• **PROVIDED MATERIAL**:
--------------------------------------------------

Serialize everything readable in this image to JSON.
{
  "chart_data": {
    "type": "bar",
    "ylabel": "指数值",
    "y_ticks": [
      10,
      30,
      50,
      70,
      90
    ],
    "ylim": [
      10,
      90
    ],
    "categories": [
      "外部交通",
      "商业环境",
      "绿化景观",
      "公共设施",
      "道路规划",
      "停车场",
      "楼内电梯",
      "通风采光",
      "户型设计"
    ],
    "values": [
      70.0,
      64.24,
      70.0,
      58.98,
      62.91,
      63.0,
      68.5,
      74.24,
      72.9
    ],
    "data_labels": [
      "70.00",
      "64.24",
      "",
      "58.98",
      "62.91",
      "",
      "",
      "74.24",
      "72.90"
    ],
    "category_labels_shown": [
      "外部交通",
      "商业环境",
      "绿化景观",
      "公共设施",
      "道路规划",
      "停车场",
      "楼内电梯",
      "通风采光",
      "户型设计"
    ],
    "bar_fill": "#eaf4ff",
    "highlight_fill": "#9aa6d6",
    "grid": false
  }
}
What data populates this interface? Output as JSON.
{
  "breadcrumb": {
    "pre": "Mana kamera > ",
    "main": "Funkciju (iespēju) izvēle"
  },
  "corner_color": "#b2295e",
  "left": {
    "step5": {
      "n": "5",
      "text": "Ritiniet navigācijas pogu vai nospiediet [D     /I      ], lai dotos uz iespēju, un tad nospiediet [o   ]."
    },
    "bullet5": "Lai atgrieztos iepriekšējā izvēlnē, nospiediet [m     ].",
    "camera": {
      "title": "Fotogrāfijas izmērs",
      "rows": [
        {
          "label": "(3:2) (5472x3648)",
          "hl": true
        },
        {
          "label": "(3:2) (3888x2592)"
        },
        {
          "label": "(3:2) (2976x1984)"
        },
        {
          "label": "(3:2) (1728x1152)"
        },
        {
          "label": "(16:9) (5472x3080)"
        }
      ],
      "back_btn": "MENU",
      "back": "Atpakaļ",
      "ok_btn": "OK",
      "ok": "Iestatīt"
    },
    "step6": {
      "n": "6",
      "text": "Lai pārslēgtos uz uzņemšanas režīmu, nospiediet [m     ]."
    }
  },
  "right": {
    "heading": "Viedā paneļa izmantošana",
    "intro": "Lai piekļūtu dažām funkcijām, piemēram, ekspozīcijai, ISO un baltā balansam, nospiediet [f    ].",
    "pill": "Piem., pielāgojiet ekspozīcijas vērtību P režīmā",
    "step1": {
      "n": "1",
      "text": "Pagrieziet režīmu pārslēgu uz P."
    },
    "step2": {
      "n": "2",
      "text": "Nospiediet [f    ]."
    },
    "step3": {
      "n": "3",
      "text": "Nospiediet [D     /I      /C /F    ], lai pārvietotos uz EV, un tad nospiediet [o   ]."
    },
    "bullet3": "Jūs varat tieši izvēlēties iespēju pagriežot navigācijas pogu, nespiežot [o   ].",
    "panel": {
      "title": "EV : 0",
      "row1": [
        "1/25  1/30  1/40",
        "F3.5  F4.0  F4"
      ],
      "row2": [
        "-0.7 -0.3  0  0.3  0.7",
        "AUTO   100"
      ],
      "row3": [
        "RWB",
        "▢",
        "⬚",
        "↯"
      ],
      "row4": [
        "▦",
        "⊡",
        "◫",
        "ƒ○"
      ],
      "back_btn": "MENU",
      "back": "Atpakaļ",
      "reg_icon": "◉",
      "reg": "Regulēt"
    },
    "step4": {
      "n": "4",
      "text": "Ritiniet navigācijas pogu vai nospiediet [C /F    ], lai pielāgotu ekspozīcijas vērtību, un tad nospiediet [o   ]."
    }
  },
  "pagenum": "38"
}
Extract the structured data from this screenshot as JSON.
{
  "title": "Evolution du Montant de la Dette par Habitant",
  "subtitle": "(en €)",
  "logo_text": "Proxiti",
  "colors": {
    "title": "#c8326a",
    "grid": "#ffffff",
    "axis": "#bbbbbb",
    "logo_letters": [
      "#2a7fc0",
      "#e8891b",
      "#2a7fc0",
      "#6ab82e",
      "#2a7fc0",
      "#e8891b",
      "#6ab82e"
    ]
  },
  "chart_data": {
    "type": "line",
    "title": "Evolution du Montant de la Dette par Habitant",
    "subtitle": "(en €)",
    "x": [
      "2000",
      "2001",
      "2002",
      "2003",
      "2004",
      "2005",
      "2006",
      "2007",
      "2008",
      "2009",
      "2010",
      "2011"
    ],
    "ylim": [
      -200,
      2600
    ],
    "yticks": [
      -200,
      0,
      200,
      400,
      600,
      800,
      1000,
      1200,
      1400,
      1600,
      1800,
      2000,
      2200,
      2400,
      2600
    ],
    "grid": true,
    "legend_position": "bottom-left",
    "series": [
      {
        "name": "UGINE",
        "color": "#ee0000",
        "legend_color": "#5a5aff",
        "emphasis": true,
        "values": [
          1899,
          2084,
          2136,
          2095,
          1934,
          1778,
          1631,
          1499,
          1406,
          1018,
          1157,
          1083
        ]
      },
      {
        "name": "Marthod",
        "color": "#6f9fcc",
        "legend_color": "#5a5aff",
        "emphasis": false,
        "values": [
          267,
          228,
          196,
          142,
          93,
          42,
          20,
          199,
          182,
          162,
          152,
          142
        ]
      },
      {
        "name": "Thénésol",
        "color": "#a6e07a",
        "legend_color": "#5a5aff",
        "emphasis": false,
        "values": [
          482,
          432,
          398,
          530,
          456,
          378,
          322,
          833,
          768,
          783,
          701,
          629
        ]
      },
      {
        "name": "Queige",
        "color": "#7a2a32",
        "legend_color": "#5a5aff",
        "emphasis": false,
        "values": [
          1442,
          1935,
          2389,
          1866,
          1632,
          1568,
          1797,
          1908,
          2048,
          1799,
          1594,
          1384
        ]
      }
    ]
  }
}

--------------------------------------------------

• **DIRECTIVE**: Go through the records and show every line with the string "režīmu" in it.

• **RESPONSE TO THIS EXERCISE**:
      "text": "Lai pārslēgtos uz uzņemšanas režīmu, nospiediet [m     ]."
      "text": "Pagrieziet režīmu pārslēgu uz P."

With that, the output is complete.